Objectif — Reproduisez fidèlement le passage de l'article sur la conférence consacrée au non-alignement qui va de « Ont pris part » jusqu'à « italien Bettino Craxi. ».

Texte fourni —
Mezri Haddad : “La situation actuelle est la conséquence de dix années  de voyoucratie”

Réunis autour d’un sujet d’une actualité brûlante, les nombreux participants à la conférence intitulée «Le non-alignement : pour une diplomatie tunisienne multilatérale et souveraine», donnée la semaine dernière à l’hôtel Alhambra Thalasso-Hammamet, par le diplomate et écrivain Mezri Haddad, ont échangé idées et points de vue.
Ont pris part à cet évènement politique d’envergure d’éminentes personnalités politiques étrangères et tunisiennes dont l’ambassadeur de la République Populaire 
de Chine Zhang Jianguo, le premier Secrétaire de l’ambassade de la République de Russie Alexey Barinov et Bobo craxi, le fils de l’ancien homme d’Etat italien Bettino Craxi.

En guise d’introduction, Taïeb Zahar, président du Forum international de Réalités, organisateur de cette rencontre en étroite collaboration avec le Rotary club de Hammamet, a indiqué que face aux «tentatives d’ingérence étrangère dans les affaires internes de notre pays dont les plus pressantes viennent du côté des Etats-Unis d’Amérique, la grande majorité des Tunisiens revendique l’indépendance de nos choix en politique étrangère. Choix clairement définis par le père fondateur Habib Bourguiba. Choix qui ont fait de la Tunisie un pays non-aligné.»
Ce non-alignement qui a marqué pour longtemps la diplomatie tunisienne, semble avoir de nouvelles dimensions «dans un monde en pleine mutation où les intérêts des uns et des autres priment dans un monde qui se multipolarise».

D’un monde unipolaire à un monde multipolaire
Pour le directeur de la publication de Réalités, «le monde se transforme à une vitesse sans précédent, la mondialisation de l’économie, la perte du monopole de la puissance par les Etats-Unis, l’irruption de pays émergents à forte croissance et la multiplication d’accords bilatéraux ou régionaux suite à l’échec de l’OMC, font émerger un monde multipolaire constitué de  blocs géopolitiques régionaux, de zones de libre-échange créées en dehors de l’OMC, de pays émergents à forte croissance, etc».

Données présentées —
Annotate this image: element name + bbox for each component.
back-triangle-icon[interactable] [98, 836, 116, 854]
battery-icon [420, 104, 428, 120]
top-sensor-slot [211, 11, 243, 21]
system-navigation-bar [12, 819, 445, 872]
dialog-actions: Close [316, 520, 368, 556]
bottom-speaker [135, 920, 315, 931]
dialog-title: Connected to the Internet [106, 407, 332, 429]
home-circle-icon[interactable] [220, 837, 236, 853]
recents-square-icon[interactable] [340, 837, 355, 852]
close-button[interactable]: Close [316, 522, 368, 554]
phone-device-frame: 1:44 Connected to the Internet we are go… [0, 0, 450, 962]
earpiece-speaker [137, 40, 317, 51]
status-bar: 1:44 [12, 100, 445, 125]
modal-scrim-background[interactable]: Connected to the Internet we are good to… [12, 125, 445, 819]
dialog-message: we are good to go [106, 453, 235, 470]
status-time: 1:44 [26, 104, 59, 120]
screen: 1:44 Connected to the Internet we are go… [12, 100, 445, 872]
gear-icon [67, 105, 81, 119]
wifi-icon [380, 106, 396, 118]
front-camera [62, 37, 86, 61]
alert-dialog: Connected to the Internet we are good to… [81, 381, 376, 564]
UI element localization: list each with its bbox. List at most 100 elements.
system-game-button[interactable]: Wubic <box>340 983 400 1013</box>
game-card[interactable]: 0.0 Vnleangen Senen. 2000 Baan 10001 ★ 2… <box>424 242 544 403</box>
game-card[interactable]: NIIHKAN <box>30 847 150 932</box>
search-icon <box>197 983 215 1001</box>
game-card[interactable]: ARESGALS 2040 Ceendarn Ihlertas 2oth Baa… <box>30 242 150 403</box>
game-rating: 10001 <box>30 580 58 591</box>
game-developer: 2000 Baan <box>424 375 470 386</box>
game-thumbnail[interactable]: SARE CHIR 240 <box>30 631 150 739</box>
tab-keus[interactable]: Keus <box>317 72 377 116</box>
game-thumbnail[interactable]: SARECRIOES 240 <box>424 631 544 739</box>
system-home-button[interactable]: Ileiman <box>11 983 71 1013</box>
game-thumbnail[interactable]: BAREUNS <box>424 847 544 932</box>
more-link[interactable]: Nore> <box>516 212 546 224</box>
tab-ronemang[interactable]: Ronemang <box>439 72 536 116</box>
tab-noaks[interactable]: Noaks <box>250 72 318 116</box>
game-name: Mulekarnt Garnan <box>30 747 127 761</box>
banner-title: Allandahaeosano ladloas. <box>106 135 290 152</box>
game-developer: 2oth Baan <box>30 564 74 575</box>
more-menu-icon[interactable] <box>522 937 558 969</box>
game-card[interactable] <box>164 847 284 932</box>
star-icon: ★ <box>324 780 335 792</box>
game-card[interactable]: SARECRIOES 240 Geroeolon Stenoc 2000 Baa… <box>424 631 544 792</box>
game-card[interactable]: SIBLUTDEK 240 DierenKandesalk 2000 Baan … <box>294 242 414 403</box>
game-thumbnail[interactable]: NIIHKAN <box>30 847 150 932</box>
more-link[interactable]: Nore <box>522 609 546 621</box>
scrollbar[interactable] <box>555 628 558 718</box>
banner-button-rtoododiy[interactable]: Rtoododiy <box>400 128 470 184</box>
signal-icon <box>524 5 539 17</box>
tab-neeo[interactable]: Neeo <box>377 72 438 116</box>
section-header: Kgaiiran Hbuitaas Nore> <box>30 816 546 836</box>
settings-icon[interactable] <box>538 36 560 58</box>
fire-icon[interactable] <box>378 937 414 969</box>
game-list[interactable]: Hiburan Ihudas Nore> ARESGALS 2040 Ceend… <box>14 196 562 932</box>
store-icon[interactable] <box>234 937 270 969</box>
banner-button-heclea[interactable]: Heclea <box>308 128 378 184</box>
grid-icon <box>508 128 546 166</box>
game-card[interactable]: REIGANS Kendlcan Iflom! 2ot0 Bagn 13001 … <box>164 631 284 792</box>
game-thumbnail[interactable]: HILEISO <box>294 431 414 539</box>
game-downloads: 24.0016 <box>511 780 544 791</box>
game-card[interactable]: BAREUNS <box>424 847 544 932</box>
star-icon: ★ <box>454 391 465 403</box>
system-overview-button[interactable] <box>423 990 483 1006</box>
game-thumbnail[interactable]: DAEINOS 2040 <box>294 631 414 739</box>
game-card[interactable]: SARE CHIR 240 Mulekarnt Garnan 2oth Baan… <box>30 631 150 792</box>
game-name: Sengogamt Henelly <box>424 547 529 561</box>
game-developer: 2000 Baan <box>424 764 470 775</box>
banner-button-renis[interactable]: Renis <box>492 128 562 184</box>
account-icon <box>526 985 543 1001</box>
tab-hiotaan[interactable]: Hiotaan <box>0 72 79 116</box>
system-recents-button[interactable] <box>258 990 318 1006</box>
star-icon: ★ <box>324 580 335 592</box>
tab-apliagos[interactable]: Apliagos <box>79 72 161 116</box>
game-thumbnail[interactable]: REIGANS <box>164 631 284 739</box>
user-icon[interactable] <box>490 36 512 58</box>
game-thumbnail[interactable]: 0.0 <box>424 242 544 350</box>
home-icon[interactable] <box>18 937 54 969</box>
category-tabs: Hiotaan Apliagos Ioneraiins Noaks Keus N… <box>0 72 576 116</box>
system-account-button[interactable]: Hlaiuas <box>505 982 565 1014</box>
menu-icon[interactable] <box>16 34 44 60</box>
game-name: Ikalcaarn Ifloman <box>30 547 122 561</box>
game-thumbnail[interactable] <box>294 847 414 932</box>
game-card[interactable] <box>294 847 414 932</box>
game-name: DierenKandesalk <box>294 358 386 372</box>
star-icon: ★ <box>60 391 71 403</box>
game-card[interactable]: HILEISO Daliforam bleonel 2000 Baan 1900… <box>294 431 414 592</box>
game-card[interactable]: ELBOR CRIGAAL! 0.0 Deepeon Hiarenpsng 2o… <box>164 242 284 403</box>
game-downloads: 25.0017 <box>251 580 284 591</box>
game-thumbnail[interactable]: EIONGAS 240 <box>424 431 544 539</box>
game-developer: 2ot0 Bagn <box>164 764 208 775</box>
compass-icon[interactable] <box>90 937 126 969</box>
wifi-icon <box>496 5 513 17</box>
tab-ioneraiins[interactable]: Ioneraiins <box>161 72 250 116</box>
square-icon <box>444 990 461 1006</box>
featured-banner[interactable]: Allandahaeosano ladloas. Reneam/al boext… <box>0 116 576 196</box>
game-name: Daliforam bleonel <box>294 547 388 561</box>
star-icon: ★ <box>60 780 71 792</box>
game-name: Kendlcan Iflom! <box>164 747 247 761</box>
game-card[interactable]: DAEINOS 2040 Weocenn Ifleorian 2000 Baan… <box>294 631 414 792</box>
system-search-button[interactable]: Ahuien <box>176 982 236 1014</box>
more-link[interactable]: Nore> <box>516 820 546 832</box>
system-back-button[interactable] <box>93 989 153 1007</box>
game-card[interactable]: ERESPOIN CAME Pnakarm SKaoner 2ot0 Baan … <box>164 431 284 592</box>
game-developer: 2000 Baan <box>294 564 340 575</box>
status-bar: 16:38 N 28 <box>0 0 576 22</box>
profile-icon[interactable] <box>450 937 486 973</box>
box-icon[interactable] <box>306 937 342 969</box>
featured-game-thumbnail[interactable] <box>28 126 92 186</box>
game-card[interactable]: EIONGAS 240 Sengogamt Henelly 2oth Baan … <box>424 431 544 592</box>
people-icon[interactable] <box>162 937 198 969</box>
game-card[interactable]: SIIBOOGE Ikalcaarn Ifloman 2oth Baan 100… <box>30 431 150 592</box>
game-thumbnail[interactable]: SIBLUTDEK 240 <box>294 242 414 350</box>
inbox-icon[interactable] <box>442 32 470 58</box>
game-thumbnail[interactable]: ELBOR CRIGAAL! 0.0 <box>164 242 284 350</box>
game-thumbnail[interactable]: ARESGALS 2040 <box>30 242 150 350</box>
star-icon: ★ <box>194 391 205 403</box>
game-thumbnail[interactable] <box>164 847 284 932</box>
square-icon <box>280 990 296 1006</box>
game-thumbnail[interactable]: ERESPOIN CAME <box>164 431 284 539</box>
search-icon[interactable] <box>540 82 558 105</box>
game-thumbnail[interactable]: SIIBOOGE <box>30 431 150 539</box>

Corrigé —
Ont pris part à cet évènement politique d’envergure d’éminentes personnalités politiques étrangères et tunisiennes dont l’ambassadeur de la République Populaire 
de Chine Zhang Jianguo, le premier Secrétaire de l’ambassade de la République de Russie Alexey Barinov et Bobo craxi, le fils de l’ancien homme d’Etat italien Bettino Craxi.